Exercise prompt
Reproduce every line in the listing that contains the word "choose".

#### Listed entries ####

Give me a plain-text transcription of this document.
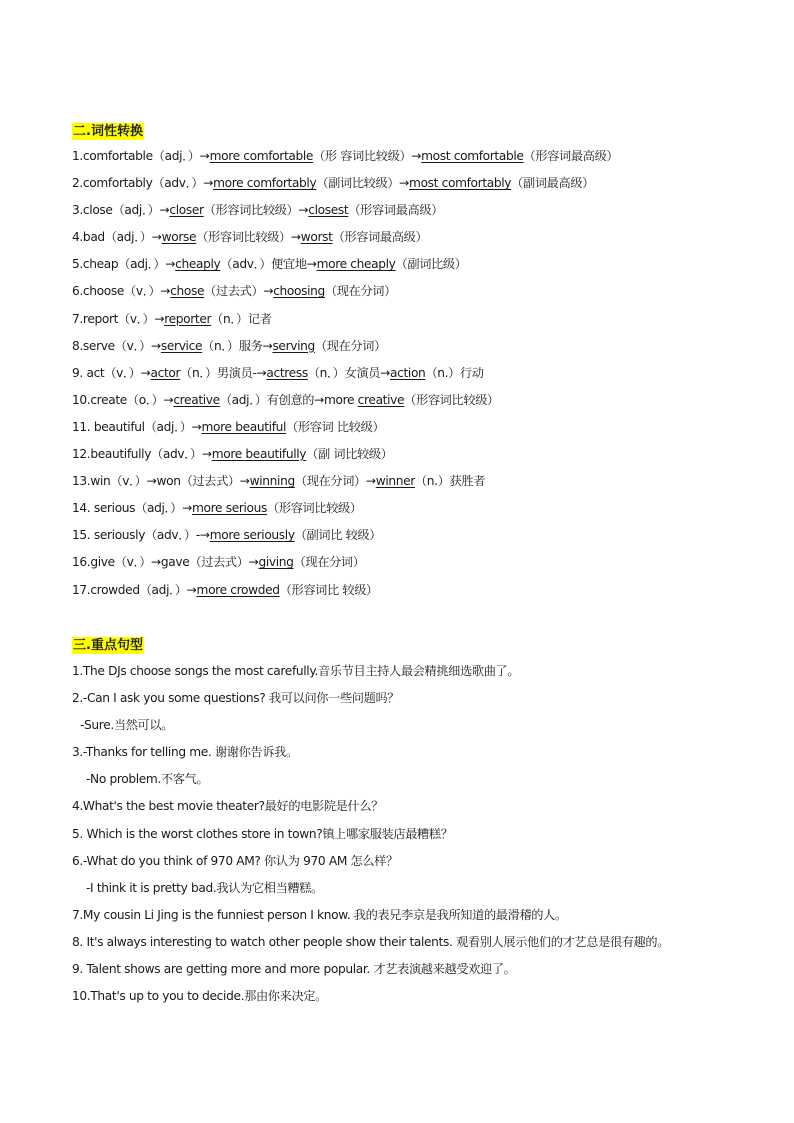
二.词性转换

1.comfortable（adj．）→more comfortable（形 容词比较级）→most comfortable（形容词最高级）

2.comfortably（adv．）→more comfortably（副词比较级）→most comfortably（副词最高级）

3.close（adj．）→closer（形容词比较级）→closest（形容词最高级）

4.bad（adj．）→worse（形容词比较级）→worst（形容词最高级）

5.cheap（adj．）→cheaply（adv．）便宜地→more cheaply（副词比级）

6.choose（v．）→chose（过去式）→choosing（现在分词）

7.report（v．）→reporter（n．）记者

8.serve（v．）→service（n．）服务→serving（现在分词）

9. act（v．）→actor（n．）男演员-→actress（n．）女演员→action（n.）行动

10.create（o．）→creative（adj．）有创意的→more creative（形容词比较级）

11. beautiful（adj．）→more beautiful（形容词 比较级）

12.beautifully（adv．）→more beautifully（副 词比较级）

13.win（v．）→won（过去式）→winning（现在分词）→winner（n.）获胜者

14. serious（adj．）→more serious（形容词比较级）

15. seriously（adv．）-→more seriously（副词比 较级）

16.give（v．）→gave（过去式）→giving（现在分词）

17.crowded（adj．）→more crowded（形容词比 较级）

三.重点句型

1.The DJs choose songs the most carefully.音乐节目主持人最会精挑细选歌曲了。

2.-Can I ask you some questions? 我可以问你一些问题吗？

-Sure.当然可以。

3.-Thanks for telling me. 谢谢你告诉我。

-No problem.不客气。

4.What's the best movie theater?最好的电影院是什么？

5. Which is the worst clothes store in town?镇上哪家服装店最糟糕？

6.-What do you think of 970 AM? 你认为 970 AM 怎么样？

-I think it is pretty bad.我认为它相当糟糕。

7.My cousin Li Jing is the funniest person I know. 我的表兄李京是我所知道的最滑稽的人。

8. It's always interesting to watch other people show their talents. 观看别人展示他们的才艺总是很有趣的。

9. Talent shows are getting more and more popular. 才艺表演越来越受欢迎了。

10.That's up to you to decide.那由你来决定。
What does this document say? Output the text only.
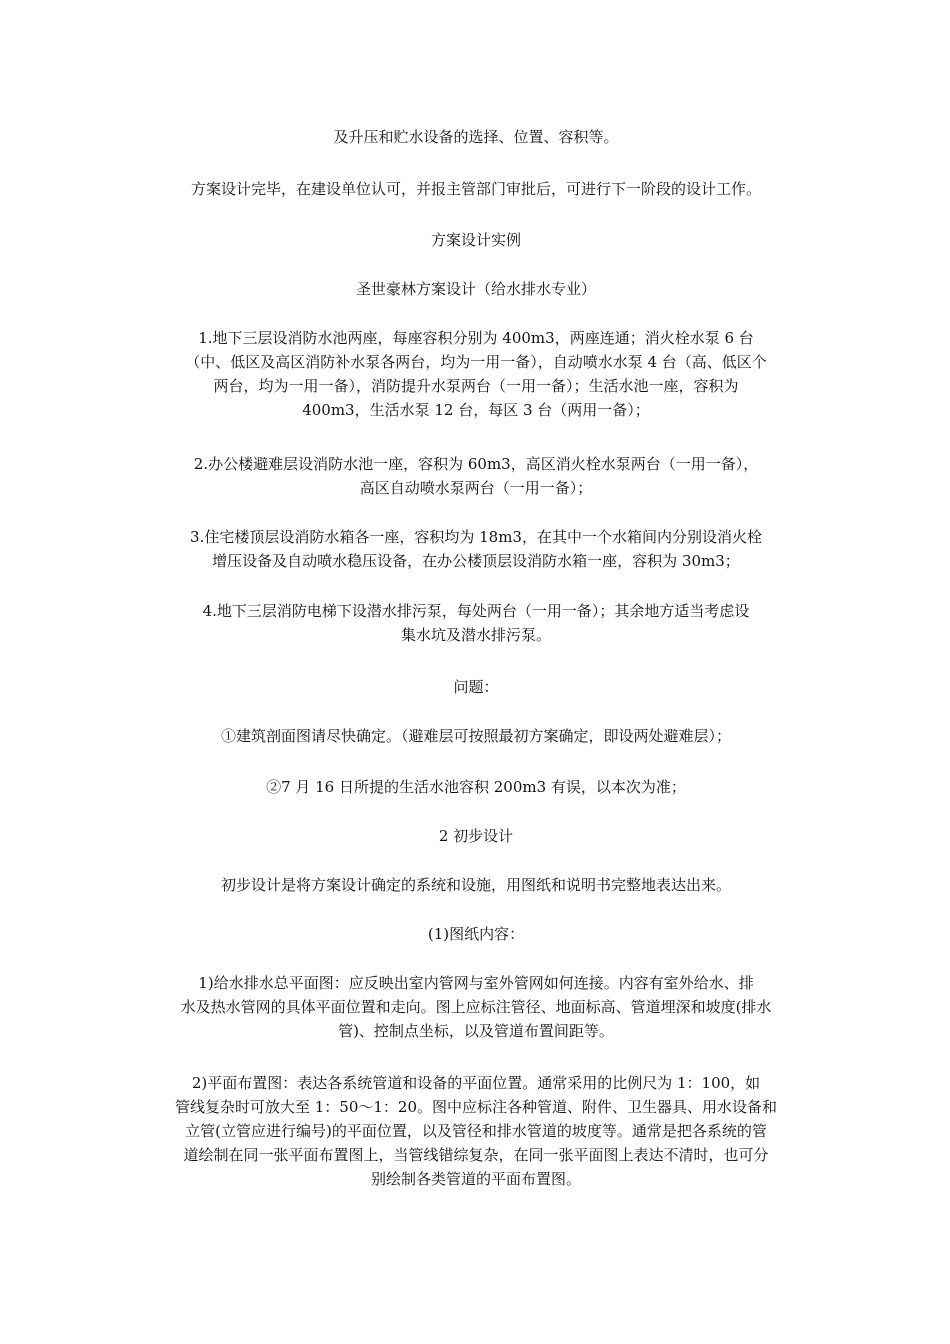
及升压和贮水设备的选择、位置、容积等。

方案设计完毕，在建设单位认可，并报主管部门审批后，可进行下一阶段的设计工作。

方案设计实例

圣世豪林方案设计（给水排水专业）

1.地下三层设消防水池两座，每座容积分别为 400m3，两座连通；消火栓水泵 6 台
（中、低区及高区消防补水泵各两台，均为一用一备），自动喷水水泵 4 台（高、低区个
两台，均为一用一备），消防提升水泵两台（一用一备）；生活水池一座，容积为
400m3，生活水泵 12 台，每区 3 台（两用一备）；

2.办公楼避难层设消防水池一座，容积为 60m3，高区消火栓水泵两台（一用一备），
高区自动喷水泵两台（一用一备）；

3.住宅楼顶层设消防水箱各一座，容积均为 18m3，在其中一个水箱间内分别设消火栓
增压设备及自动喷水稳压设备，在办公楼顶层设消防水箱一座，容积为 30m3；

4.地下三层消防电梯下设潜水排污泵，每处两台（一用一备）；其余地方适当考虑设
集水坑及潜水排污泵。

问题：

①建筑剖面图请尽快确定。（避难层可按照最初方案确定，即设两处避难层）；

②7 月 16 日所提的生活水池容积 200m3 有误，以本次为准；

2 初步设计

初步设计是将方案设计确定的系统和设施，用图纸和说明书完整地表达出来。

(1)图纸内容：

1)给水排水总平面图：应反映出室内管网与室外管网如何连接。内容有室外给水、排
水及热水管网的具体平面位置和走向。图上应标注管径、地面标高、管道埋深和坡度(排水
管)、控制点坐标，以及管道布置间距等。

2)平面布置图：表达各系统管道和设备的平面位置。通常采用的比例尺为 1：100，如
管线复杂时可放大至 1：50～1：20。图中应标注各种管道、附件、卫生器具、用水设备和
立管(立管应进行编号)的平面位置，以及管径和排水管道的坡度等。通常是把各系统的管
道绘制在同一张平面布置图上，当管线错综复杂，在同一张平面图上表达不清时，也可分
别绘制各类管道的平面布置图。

####

Result of this exercise
6.choose（v．）→chose（过去式）→choosing（现在分词）
1.The DJs choose songs the most carefully.音乐节目主持人最会精挑细选歌曲了。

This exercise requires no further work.